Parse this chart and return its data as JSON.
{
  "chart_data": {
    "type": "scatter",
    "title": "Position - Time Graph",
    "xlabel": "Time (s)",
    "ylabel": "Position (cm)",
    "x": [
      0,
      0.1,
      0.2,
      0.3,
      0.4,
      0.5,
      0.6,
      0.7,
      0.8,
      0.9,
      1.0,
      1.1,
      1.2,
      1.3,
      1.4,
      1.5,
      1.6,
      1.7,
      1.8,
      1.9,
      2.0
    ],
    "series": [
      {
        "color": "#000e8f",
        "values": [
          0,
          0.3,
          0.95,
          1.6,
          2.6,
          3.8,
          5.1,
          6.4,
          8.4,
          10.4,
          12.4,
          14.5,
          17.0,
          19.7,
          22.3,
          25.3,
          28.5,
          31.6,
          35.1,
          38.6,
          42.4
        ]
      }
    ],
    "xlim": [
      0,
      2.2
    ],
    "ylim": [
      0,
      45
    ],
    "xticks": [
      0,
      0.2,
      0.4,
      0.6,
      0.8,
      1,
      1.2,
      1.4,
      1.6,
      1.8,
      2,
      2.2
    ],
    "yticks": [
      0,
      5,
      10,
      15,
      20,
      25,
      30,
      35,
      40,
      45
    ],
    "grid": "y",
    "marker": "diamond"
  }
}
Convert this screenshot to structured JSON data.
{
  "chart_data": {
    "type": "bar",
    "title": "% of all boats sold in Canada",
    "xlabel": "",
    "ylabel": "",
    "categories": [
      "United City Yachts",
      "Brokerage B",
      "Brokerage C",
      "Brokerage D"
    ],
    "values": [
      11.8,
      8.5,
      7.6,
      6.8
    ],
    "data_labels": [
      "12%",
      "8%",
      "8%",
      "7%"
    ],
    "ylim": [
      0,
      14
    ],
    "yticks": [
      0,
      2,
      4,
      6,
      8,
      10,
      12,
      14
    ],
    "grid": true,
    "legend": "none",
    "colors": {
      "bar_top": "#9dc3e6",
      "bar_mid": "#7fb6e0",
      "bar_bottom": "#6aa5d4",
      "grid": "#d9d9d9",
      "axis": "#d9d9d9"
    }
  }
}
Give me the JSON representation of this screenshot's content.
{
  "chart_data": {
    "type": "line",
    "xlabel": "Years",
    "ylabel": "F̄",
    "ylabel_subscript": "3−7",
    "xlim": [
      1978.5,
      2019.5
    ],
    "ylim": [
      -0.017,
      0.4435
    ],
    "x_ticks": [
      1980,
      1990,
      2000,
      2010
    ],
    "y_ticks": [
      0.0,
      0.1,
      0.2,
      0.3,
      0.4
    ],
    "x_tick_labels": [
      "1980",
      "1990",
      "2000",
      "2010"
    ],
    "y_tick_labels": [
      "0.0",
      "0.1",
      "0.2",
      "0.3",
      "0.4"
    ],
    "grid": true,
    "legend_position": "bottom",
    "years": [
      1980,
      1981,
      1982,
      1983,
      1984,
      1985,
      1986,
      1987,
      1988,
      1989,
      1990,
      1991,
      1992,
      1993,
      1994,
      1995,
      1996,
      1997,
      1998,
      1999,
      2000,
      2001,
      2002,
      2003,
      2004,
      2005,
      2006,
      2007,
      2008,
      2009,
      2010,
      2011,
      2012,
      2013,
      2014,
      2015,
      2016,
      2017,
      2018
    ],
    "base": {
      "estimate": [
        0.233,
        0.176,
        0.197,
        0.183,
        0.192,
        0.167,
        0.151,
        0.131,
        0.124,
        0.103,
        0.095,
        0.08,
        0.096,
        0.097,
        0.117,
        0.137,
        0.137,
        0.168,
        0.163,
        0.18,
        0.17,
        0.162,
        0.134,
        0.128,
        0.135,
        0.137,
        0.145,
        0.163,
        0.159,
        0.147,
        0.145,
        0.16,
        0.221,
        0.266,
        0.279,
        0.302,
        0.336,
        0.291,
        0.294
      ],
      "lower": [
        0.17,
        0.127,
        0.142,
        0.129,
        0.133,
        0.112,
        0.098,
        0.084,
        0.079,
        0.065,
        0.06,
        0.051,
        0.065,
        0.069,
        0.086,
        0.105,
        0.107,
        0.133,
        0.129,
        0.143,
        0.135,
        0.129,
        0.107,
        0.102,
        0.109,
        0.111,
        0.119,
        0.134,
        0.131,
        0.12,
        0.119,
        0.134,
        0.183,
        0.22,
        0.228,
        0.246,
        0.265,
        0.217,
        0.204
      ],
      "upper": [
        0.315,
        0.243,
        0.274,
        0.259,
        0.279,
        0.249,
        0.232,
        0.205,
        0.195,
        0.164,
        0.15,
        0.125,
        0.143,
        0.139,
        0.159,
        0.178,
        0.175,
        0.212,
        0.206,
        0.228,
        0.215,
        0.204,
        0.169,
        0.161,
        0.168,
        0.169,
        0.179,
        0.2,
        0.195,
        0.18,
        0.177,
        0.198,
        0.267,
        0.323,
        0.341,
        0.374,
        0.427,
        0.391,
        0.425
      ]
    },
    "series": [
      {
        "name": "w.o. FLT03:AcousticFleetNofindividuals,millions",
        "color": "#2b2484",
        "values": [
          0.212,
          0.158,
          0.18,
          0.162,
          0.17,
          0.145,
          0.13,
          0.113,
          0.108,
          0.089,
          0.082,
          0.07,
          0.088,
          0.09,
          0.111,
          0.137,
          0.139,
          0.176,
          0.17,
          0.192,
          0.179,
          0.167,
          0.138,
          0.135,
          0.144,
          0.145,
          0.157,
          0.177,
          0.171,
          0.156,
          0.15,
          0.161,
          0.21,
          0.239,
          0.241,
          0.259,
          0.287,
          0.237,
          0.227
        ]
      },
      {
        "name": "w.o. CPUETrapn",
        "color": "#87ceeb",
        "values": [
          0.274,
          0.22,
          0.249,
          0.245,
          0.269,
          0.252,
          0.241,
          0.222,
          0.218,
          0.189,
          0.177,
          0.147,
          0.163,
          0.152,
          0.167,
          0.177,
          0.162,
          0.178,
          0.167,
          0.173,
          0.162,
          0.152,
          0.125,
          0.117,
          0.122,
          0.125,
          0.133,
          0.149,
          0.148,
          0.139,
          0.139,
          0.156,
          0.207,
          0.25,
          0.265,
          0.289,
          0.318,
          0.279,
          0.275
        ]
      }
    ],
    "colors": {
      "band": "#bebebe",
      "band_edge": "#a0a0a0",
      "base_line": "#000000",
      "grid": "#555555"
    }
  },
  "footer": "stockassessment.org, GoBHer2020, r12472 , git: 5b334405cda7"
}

===

GIVEN EXERCISE
State how many lines of the material contain the string "grid", with no other words.

RESPONSE TO THE TASK
5